#### Stated problem:
Reproduce nothing but the closing run of lines: the line with "Extract the structured" and each line that follows it to the end of the data.

** begin **

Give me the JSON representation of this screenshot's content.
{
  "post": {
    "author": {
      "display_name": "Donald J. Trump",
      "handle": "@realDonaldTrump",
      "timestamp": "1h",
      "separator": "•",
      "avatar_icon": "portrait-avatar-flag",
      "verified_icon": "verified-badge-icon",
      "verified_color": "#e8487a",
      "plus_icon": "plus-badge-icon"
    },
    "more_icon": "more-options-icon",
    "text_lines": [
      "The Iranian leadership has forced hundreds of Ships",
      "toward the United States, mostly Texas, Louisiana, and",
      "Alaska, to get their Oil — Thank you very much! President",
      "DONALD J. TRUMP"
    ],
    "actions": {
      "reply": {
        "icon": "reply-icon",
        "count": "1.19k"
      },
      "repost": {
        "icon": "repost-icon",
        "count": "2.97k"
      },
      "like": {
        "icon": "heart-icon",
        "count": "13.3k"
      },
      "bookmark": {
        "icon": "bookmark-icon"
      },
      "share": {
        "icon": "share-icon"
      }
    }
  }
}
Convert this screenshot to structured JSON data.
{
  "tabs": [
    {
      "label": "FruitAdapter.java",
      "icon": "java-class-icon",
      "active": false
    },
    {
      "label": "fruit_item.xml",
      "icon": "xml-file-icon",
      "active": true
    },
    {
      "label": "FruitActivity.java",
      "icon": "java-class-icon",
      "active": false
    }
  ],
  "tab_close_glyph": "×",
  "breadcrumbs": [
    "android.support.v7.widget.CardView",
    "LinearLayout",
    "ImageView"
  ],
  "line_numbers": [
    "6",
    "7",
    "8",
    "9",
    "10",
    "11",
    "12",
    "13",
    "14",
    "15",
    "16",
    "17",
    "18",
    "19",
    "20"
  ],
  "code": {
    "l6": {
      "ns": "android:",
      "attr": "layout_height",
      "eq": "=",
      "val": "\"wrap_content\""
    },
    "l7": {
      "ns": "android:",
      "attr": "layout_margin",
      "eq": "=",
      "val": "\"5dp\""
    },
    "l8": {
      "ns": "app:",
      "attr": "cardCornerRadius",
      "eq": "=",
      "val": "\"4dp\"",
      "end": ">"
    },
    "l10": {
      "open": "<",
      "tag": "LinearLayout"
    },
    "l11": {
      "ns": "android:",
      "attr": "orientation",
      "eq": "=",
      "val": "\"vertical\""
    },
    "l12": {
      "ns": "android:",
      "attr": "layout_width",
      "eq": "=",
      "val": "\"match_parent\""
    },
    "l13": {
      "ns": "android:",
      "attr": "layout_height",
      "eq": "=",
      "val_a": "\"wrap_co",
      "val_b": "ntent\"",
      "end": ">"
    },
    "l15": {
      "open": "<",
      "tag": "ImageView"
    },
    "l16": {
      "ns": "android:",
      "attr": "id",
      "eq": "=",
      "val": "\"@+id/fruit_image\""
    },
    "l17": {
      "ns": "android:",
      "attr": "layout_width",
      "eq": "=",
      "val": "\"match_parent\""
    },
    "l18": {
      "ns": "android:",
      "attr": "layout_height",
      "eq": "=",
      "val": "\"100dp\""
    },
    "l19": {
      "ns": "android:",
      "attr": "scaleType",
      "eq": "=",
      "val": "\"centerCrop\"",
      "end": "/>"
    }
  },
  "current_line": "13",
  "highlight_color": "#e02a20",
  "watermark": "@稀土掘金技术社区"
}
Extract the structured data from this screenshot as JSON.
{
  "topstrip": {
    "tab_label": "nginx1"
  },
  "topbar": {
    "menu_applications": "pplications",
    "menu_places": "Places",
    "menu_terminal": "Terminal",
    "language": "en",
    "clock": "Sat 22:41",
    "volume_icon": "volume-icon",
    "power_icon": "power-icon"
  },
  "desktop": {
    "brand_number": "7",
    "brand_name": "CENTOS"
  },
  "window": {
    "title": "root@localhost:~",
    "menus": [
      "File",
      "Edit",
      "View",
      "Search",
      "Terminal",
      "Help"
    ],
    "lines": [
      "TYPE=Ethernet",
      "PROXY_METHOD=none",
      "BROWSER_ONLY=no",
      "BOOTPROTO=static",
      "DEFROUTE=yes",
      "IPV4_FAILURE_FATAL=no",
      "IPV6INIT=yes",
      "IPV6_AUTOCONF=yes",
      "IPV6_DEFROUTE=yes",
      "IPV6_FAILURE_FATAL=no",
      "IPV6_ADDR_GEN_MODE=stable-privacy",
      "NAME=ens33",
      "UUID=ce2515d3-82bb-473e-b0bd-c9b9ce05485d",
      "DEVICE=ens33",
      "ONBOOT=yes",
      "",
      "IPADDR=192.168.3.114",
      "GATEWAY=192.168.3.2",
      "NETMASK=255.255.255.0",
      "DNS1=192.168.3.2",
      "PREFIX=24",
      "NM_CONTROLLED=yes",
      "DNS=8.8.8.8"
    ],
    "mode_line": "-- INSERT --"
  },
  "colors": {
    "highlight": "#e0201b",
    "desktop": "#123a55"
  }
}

** end **

#### Task output:
Extract the structured data from this screenshot as JSON.
{
  "topstrip": {
    "tab_label": "nginx1"
  },
  "topbar": {
    "menu_applications": "pplications",
    "menu_places": "Places",
    "menu_terminal": "Terminal",
    "language": "en",
    "clock": "Sat 22:41",
    "volume_icon": "volume-icon",
    "power_icon": "power-icon"
  },
  "desktop": {
    "brand_number": "7",
    "brand_name": "CENTOS"
  },
  "window": {
    "title": "root@localhost:~",
    "menus": [
      "File",
      "Edit",
      "View",
      "Search",
      "Terminal",
      "Help"
    ],
    "lines": [
      "TYPE=Ethernet",
      "PROXY_METHOD=none",
      "BROWSER_ONLY=no",
      "BOOTPROTO=static",
      "DEFROUTE=yes",
      "IPV4_FAILURE_FATAL=no",
      "IPV6INIT=yes",
      "IPV6_AUTOCONF=yes",
      "IPV6_DEFROUTE=yes",
      "IPV6_FAILURE_FATAL=no",
      "IPV6_ADDR_GEN_MODE=stable-privacy",
      "NAME=ens33",
      "UUID=ce2515d3-82bb-473e-b0bd-c9b9ce05485d",
      "DEVICE=ens33",
      "ONBOOT=yes",
      "",
      "IPADDR=192.168.3.114",
      "GATEWAY=192.168.3.2",
      "NETMASK=255.255.255.0",
      "DNS1=192.168.3.2",
      "PREFIX=24",
      "NM_CONTROLLED=yes",
      "DNS=8.8.8.8"
    ],
    "mode_line": "-- INSERT --"
  },
  "colors": {
    "highlight": "#e0201b",
    "desktop": "#123a55"
  }
}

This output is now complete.